Stored records:

────────

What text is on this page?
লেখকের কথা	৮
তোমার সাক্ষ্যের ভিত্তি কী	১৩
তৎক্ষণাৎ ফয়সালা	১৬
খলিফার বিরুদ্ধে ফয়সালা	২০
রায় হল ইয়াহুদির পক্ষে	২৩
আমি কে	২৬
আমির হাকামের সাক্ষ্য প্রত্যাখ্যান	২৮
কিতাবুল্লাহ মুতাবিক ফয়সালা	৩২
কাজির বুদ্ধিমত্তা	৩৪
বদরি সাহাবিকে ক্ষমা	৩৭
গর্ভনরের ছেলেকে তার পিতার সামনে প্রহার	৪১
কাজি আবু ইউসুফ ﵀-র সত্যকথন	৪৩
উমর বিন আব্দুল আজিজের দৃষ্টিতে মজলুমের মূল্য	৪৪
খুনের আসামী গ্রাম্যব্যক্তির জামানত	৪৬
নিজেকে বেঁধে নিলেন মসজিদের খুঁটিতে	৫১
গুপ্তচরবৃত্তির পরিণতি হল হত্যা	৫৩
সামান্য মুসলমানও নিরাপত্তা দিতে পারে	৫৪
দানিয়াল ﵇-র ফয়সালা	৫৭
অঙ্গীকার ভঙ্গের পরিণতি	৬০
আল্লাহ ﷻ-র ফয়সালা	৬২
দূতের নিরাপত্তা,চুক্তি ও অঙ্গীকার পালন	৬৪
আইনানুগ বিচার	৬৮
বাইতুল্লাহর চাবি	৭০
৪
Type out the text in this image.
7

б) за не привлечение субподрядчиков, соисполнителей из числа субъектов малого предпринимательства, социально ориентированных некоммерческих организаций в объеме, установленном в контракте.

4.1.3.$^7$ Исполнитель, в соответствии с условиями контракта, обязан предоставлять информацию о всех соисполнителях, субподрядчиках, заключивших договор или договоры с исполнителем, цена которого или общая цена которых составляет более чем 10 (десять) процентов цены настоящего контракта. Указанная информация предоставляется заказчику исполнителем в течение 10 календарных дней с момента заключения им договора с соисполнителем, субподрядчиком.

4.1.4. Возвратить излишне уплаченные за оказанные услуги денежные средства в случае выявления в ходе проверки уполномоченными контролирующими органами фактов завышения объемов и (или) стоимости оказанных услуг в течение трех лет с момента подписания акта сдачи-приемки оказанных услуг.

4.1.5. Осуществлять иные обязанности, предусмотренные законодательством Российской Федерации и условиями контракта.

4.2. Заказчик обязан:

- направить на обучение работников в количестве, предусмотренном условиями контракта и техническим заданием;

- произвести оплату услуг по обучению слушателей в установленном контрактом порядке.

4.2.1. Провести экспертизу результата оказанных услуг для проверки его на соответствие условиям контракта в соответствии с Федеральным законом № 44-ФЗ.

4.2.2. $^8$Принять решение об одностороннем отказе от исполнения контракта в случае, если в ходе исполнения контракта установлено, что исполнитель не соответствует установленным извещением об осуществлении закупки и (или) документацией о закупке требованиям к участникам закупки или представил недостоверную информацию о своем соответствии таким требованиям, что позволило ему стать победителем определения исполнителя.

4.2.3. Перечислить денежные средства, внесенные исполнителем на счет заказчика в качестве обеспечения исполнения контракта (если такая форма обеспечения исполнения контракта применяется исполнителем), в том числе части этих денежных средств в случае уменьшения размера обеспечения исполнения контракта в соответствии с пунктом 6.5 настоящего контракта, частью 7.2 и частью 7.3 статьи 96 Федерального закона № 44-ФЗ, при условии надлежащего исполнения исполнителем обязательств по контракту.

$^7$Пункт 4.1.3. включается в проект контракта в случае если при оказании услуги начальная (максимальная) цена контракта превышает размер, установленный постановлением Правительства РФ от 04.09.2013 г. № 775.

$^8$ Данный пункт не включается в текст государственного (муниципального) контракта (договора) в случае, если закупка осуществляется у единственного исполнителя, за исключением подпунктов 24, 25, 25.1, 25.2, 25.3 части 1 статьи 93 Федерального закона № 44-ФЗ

────────

# WORK TO COMPLETE:
Check each line in the records for the word "включается" and say how many have it, with nothing else.

# ANSWER BELOW:
2